**GOAL OF THE EXERCISE**
Nothing but an exact copy of the data should be output.

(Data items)
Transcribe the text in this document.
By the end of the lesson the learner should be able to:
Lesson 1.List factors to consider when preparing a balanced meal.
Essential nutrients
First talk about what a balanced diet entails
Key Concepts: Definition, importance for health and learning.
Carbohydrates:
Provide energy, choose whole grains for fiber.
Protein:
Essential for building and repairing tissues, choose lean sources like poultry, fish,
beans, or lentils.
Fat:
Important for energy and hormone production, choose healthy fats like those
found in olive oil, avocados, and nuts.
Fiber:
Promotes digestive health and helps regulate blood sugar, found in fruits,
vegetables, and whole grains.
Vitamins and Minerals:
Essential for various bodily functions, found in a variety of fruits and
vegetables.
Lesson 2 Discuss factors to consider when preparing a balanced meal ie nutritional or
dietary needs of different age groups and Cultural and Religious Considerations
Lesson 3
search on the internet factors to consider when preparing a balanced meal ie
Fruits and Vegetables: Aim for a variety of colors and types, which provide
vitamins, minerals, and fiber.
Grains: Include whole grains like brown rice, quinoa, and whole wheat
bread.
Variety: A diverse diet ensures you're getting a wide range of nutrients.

**ANSWER SPACE**
Transcribe the text in this document.
By the end of the lesson the learner should be able to:
Lesson 1.List factors to consider when preparing a balanced meal.
Essential nutrients
First talk about what a balanced diet entails
Key Concepts: Definition, importance for health and learning.
Carbohydrates:
Provide energy, choose whole grains for fiber.
Protein:
Essential for building and repairing tissues, choose lean sources like poultry, fish,
beans, or lentils.
Fat:
Important for energy and hormone production, choose healthy fats like those
found in olive oil, avocados, and nuts.
Fiber:
Promotes digestive health and helps regulate blood sugar, found in fruits,
vegetables, and whole grains.
Vitamins and Minerals:
Essential for various bodily functions, found in a variety of fruits and
vegetables.
Lesson 2 Discuss factors to consider when preparing a balanced meal ie nutritional or
dietary needs of different age groups and Cultural and Religious Considerations
Lesson 3
search on the internet factors to consider when preparing a balanced meal ie
Fruits and Vegetables: Aim for a variety of colors and types, which provide
vitamins, minerals, and fiber.
Grains: Include whole grains like brown rice, quinoa, and whole wheat
bread.
Variety: A diverse diet ensures you're getting a wide range of nutrients.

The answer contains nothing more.